> **Directive**
Output all lines exactly.

> **Records to use**
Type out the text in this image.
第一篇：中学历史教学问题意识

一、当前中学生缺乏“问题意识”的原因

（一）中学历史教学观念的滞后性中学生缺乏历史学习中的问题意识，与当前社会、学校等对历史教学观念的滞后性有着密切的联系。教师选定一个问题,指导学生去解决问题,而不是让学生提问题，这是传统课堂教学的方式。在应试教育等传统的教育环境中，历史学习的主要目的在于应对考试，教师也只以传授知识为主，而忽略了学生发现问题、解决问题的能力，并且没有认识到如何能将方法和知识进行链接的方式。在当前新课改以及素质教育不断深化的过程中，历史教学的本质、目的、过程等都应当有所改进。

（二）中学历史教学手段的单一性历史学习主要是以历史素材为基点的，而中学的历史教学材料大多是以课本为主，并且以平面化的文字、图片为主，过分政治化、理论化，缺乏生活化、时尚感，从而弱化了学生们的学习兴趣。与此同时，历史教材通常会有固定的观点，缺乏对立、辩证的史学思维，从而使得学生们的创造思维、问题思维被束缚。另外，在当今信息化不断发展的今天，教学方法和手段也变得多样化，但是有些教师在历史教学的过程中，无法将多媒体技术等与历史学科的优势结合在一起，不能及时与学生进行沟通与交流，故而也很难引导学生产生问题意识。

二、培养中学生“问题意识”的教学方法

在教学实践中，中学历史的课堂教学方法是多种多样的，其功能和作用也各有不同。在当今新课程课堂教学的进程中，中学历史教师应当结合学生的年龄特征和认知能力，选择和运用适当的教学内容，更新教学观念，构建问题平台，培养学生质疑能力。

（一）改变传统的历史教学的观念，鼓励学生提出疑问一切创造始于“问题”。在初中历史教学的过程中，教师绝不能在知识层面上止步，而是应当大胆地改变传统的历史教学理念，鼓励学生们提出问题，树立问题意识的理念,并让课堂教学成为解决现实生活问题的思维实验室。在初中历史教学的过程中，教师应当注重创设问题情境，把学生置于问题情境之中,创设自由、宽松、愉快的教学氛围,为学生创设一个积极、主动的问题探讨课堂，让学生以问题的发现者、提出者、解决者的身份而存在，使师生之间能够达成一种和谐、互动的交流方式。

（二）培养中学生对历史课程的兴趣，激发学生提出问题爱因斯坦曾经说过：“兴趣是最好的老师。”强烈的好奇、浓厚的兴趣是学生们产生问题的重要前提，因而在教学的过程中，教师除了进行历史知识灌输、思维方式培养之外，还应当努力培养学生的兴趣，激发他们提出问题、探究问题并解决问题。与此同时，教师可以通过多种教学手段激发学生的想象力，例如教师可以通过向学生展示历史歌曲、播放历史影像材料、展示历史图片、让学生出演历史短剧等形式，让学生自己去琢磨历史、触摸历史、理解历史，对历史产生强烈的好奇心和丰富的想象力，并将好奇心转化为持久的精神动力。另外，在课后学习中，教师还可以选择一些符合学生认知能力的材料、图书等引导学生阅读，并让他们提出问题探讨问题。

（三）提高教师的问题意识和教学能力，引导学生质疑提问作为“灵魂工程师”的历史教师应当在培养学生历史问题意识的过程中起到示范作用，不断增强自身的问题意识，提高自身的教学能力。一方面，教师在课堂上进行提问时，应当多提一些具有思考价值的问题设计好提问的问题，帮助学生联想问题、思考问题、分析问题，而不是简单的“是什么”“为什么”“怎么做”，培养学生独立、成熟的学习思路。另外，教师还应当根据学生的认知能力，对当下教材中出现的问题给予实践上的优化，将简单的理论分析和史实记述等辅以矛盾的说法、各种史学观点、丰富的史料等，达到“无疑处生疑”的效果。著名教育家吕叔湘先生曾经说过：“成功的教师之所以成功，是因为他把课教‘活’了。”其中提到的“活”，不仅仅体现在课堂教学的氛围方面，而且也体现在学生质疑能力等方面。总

> **The reply**
Type out the text in this image.
第一篇：中学历史教学问题意识

一、当前中学生缺乏“问题意识”的原因

（一）中学历史教学观念的滞后性中学生缺乏历史学习中的问题意识，与当前社会、学校等对历史教学观念的滞后性有着密切的联系。教师选定一个问题,指导学生去解决问题,而不是让学生提问题，这是传统课堂教学的方式。在应试教育等传统的教育环境中，历史学习的主要目的在于应对考试，教师也只以传授知识为主，而忽略了学生发现问题、解决问题的能力，并且没有认识到如何能将方法和知识进行链接的方式。在当前新课改以及素质教育不断深化的过程中，历史教学的本质、目的、过程等都应当有所改进。

（二）中学历史教学手段的单一性历史学习主要是以历史素材为基点的，而中学的历史教学材料大多是以课本为主，并且以平面化的文字、图片为主，过分政治化、理论化，缺乏生活化、时尚感，从而弱化了学生们的学习兴趣。与此同时，历史教材通常会有固定的观点，缺乏对立、辩证的史学思维，从而使得学生们的创造思维、问题思维被束缚。另外，在当今信息化不断发展的今天，教学方法和手段也变得多样化，但是有些教师在历史教学的过程中，无法将多媒体技术等与历史学科的优势结合在一起，不能及时与学生进行沟通与交流，故而也很难引导学生产生问题意识。

二、培养中学生“问题意识”的教学方法

在教学实践中，中学历史的课堂教学方法是多种多样的，其功能和作用也各有不同。在当今新课程课堂教学的进程中，中学历史教师应当结合学生的年龄特征和认知能力，选择和运用适当的教学内容，更新教学观念，构建问题平台，培养学生质疑能力。

（一）改变传统的历史教学的观念，鼓励学生提出疑问一切创造始于“问题”。在初中历史教学的过程中，教师绝不能在知识层面上止步，而是应当大胆地改变传统的历史教学理念，鼓励学生们提出问题，树立问题意识的理念,并让课堂教学成为解决现实生活问题的思维实验室。在初中历史教学的过程中，教师应当注重创设问题情境，把学生置于问题情境之中,创设自由、宽松、愉快的教学氛围,为学生创设一个积极、主动的问题探讨课堂，让学生以问题的发现者、提出者、解决者的身份而存在，使师生之间能够达成一种和谐、互动的交流方式。

（二）培养中学生对历史课程的兴趣，激发学生提出问题爱因斯坦曾经说过：“兴趣是最好的老师。”强烈的好奇、浓厚的兴趣是学生们产生问题的重要前提，因而在教学的过程中，教师除了进行历史知识灌输、思维方式培养之外，还应当努力培养学生的兴趣，激发他们提出问题、探究问题并解决问题。与此同时，教师可以通过多种教学手段激发学生的想象力，例如教师可以通过向学生展示历史歌曲、播放历史影像材料、展示历史图片、让学生出演历史短剧等形式，让学生自己去琢磨历史、触摸历史、理解历史，对历史产生强烈的好奇心和丰富的想象力，并将好奇心转化为持久的精神动力。另外，在课后学习中，教师还可以选择一些符合学生认知能力的材料、图书等引导学生阅读，并让他们提出问题探讨问题。

（三）提高教师的问题意识和教学能力，引导学生质疑提问作为“灵魂工程师”的历史教师应当在培养学生历史问题意识的过程中起到示范作用，不断增强自身的问题意识，提高自身的教学能力。一方面，教师在课堂上进行提问时，应当多提一些具有思考价值的问题设计好提问的问题，帮助学生联想问题、思考问题、分析问题，而不是简单的“是什么”“为什么”“怎么做”，培养学生独立、成熟的学习思路。另外，教师还应当根据学生的认知能力，对当下教材中出现的问题给予实践上的优化，将简单的理论分析和史实记述等辅以矛盾的说法、各种史学观点、丰富的史料等，达到“无疑处生疑”的效果。著名教育家吕叔湘先生曾经说过：“成功的教师之所以成功，是因为他把课教‘活’了。”其中提到的“活”，不仅仅体现在课堂教学的氛围方面，而且也体现在学生质疑能力等方面。总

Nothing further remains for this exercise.